(What is expected):
List all the lines in these records that hold "roztworu".

(Supplied records):

<<<<

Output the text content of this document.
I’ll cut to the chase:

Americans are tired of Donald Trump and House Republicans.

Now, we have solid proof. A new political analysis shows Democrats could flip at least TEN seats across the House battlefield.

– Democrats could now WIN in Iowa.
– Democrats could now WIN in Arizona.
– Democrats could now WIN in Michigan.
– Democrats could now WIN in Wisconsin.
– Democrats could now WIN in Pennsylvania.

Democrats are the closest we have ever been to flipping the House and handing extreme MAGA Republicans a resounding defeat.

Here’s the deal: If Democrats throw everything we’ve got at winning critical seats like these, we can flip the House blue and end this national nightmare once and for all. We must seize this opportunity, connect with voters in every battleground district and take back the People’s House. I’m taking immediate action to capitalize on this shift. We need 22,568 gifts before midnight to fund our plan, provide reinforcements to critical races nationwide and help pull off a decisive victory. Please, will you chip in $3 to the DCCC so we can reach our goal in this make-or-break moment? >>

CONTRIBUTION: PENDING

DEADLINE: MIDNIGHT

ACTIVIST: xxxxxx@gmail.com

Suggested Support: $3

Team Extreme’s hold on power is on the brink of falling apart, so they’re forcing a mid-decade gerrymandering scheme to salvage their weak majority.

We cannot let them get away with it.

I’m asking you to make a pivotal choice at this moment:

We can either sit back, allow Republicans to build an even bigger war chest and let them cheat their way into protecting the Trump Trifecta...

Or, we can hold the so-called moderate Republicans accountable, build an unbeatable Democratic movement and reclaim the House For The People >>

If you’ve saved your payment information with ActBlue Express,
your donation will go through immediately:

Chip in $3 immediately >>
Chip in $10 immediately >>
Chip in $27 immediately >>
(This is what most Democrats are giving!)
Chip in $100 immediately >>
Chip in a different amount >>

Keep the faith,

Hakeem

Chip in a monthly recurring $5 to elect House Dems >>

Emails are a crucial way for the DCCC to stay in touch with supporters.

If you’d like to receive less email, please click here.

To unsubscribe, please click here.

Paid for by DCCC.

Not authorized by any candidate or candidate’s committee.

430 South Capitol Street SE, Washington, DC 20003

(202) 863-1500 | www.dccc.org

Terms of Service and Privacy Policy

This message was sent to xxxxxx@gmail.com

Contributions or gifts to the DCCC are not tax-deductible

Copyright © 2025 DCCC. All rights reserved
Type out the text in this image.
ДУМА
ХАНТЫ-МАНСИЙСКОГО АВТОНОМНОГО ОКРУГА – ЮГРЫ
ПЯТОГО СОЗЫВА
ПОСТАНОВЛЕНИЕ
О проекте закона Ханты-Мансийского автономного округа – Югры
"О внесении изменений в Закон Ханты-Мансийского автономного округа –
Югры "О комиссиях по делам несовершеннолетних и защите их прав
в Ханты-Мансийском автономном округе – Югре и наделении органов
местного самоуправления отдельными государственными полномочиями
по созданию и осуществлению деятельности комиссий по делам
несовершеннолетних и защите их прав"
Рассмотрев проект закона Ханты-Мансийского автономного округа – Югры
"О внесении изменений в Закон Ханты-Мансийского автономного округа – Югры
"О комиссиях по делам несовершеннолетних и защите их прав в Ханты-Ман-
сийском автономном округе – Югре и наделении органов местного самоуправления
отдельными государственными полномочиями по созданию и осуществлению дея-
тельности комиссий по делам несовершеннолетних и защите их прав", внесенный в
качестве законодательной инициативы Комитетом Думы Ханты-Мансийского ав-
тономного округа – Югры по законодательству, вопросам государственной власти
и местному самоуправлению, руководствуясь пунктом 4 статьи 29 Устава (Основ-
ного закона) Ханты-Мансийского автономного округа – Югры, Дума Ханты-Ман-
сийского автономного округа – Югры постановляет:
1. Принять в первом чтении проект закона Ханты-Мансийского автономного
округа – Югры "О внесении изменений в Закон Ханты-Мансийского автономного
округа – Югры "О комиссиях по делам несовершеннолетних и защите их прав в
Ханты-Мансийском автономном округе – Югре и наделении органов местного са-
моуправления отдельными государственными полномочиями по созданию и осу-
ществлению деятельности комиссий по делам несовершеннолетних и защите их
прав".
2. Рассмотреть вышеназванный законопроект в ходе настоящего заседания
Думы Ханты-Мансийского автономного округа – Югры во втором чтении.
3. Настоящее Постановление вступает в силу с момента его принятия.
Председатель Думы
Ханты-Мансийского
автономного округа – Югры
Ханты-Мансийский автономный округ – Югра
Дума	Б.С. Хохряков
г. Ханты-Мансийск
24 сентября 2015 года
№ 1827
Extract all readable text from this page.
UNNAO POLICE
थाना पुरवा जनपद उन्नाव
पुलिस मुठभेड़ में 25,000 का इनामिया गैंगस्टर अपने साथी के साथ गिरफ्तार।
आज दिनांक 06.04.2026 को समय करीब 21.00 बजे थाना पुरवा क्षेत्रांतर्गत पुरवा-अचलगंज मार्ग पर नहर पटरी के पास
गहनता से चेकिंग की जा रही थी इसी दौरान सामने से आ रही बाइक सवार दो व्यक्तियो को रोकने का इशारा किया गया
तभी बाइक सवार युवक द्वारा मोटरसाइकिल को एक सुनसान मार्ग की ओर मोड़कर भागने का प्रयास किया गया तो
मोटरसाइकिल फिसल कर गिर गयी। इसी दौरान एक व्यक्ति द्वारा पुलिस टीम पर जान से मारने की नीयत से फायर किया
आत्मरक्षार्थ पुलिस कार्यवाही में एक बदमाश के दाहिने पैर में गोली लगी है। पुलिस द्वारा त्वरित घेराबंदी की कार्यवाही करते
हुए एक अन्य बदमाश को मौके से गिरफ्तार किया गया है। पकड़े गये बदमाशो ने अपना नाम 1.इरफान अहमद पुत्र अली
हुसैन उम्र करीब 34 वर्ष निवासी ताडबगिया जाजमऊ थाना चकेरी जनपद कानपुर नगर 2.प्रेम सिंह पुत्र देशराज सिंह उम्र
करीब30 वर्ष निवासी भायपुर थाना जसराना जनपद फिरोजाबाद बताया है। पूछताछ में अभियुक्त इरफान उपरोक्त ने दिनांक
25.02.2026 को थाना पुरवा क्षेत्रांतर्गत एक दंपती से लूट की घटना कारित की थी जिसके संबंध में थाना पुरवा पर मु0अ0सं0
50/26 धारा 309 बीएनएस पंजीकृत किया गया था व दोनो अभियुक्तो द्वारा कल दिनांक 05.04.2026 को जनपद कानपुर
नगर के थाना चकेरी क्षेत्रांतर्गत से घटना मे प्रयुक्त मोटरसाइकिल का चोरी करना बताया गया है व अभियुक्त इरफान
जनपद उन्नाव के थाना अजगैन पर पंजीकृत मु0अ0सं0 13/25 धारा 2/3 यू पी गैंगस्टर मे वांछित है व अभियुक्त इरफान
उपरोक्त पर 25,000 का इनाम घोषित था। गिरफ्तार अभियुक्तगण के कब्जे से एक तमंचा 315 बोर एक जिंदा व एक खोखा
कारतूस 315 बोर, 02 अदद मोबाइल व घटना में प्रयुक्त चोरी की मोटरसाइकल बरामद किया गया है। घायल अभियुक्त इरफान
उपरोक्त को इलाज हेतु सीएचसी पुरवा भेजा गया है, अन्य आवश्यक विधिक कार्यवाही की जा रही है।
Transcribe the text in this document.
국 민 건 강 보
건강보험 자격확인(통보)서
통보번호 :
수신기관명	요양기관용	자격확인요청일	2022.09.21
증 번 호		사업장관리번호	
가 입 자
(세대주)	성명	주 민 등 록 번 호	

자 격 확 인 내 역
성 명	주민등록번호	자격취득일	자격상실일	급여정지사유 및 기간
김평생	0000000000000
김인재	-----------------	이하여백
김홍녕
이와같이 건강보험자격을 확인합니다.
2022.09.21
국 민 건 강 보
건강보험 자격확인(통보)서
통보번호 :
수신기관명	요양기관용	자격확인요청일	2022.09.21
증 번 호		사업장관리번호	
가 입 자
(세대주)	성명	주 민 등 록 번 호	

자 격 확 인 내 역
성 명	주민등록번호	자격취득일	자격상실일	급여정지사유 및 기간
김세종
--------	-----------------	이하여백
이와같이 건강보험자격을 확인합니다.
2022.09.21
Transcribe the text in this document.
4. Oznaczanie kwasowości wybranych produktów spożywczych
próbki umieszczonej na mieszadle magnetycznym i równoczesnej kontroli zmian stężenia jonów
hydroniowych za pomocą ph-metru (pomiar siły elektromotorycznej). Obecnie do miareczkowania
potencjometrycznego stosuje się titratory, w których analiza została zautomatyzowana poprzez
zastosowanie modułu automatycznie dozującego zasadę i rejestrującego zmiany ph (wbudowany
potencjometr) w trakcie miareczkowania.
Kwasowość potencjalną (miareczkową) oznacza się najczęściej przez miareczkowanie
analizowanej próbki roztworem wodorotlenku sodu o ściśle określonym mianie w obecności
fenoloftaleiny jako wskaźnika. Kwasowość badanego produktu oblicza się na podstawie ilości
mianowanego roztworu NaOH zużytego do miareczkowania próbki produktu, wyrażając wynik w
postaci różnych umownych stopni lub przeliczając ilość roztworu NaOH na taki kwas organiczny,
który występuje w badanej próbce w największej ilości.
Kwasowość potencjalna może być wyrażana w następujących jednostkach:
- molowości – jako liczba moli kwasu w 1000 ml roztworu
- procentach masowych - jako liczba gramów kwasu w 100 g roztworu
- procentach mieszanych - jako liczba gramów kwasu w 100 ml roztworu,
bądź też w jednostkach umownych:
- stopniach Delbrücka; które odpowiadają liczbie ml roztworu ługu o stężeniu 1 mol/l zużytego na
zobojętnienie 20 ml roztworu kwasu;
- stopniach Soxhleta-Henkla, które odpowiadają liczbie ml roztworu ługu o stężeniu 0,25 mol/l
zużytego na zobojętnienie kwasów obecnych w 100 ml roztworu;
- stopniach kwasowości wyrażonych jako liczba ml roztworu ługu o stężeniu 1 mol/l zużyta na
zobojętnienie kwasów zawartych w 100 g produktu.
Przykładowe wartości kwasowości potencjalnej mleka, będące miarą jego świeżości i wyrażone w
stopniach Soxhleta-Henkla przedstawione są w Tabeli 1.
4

>>>>

(Task answer):
mianowanego roztworu NaOH zużytego do miareczkowania próbki produktu, wyrażając wynik w
postaci różnych umownych stopni lub przeliczając ilość roztworu NaOH na taki kwas organiczny,
- molowości – jako liczba moli kwasu w 1000 ml roztworu
- procentach masowych - jako liczba gramów kwasu w 100 g roztworu
- procentach mieszanych - jako liczba gramów kwasu w 100 ml roztworu,
- stopniach Delbrücka; które odpowiadają liczbie ml roztworu ługu o stężeniu 1 mol/l zużytego na
zobojętnienie 20 ml roztworu kwasu;
- stopniach Soxhleta-Henkla, które odpowiadają liczbie ml roztworu ługu o stężeniu 0,25 mol/l
zużytego na zobojętnienie kwasów obecnych w 100 ml roztworu;
- stopniach kwasowości wyrażonych jako liczba ml roztworu ługu o stężeniu 1 mol/l zużyta na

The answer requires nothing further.